--- Document passage ---
The tourism industry is a lucrative service sector South Korea must look to for future growth. Apart from drawing visitors, it has an immense trickle-down effect on lodging, transportation, shopping and restaurants that could boost domestic demand and create jobs. But our tourism industry remains far from satisfactory. Foreign tourists complain about a lack of diverse choices in accommodation, places to go and entertainment.

A stable revenue source is the casino industry. Of the 11 million foreigners who visited South Korea last year, 2.4 million enjoyed casinos here, spending 1 trillion won (948.4 million). Their tax, donation, flight, hotel and dining revenue totaled 500 billion won.

But casinos cannot draw a stable stream of visitors simply as gaming venues. Most of the world’s famous gaming hubs, like Las Vegas, Singapore and Macau have been transformed into complex tourism attractions that fluidly combine business, leisure, shopping and entertainment.

Mega-size integrated resorts that include world-class leisure attractions and business centers, in addition to casinos, are popular destinations for both families and businessmen. Singapore, an island just three times the size of Yeouido in Seoul, earns more than 50 trillion won a year from the tourism business.

South Korea has the geographic advantage of being the next-door neighbor of the world’s most populated mainland, where a two-hour flight could bring in an estimated 300 million high rollers.

Multinational leisure and gaming companies have been courting businesses and the Korean government because of the potential for growth and revenue from large-scale resort complexes in Korea. They are pitching multibillion-dollar investment projects, which would benefit our economy and tourism future.

But a ban on citizens’ entry into casinos that are the centerpieces of resort complexes serves as a stumbling block to their investment plans. Instead of opening casino access, the government could come up with an alternative, putting special restrictions and control in place to minimize the damaging effects of local citizens’ entry to the gaming facilities.
--- Given data ---
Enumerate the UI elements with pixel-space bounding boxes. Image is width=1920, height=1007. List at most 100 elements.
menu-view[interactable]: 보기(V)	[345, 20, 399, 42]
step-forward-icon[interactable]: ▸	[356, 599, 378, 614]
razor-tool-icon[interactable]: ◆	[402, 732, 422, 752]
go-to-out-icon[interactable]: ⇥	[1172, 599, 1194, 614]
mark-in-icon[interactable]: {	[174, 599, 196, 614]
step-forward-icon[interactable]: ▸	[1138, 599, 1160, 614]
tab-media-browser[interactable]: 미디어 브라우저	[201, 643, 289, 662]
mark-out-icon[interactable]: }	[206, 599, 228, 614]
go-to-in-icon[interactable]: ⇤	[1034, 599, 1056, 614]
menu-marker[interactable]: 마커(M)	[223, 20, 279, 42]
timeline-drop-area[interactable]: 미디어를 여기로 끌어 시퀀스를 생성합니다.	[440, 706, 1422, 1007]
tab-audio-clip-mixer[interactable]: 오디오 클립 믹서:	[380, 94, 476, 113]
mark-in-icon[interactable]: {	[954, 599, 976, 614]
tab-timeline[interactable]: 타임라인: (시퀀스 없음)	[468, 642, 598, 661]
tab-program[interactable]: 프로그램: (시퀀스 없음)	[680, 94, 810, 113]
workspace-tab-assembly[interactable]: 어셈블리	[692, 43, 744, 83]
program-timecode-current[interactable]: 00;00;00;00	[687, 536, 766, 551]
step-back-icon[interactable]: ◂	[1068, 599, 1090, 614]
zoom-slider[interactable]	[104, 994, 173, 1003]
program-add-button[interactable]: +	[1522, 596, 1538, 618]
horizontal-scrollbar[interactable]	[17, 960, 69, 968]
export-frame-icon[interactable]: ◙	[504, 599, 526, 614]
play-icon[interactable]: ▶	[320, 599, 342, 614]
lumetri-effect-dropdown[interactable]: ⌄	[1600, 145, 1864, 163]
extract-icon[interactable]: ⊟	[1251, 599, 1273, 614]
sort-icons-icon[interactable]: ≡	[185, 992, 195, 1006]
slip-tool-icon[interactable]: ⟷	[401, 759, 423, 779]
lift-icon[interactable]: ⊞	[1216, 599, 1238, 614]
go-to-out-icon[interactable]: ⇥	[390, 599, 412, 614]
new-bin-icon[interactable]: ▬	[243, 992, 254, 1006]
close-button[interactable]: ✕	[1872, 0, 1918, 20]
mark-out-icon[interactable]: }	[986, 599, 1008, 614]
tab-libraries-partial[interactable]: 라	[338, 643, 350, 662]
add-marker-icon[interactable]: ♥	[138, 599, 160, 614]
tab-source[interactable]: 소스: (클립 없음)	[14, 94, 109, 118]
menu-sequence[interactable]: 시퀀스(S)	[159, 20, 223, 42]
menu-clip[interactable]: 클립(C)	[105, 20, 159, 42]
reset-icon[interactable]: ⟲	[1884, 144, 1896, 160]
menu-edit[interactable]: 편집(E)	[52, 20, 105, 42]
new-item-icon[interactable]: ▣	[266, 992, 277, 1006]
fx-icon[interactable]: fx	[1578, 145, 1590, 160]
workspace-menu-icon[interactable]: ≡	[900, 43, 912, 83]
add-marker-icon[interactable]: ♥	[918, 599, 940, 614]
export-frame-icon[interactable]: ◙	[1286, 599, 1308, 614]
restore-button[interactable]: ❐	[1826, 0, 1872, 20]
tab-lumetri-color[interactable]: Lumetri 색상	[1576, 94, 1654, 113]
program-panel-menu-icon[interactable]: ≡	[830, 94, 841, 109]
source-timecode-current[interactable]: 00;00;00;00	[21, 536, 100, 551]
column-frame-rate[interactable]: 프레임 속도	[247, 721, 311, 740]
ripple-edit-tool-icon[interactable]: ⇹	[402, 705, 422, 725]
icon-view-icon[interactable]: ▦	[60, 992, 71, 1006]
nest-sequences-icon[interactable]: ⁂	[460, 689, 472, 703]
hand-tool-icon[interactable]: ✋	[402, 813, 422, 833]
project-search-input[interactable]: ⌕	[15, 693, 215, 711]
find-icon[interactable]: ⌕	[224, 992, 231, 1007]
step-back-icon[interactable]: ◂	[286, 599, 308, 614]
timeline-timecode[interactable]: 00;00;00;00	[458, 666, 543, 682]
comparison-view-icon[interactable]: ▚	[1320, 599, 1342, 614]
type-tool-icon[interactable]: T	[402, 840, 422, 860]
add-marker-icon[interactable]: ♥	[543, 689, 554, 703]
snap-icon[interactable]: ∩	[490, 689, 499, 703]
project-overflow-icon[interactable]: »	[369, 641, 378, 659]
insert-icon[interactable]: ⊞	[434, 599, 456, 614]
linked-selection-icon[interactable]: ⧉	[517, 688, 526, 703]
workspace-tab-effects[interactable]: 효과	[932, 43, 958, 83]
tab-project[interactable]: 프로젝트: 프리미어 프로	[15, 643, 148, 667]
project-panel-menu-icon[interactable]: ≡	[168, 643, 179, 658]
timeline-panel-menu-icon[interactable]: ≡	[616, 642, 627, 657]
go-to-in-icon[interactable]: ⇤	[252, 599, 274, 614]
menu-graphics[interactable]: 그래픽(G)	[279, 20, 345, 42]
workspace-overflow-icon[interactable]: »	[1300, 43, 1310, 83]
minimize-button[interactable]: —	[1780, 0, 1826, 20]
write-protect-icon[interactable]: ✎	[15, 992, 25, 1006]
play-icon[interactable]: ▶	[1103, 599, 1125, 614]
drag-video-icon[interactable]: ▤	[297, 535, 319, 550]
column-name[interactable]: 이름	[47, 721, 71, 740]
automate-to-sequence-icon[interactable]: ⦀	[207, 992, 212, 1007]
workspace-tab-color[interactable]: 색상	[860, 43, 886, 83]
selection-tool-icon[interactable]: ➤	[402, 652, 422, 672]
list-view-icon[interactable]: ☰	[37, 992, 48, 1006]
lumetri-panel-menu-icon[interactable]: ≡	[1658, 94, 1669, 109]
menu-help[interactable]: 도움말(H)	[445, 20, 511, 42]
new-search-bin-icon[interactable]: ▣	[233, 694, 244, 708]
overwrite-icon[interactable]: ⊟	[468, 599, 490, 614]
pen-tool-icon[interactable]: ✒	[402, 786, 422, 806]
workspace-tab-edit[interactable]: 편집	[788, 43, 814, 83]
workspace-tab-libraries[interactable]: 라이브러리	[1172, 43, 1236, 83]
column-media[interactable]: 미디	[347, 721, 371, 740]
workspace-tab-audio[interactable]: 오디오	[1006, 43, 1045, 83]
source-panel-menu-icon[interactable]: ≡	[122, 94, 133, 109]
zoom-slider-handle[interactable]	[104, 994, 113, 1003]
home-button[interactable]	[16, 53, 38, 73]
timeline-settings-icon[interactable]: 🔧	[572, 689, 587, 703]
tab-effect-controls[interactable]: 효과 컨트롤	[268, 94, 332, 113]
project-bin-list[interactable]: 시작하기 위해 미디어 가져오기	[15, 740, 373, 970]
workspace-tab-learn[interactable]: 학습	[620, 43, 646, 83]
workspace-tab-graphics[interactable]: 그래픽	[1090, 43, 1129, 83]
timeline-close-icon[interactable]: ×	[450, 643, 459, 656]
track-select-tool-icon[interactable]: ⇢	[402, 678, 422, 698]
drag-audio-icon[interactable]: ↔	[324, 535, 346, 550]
---
Assignment →
According to the passage on South Korean tourism, how many of last year's foreign visitors to South Korea went to its casinos? You can set the records aside, since none of them is needed here.

Expected output →
2.4 million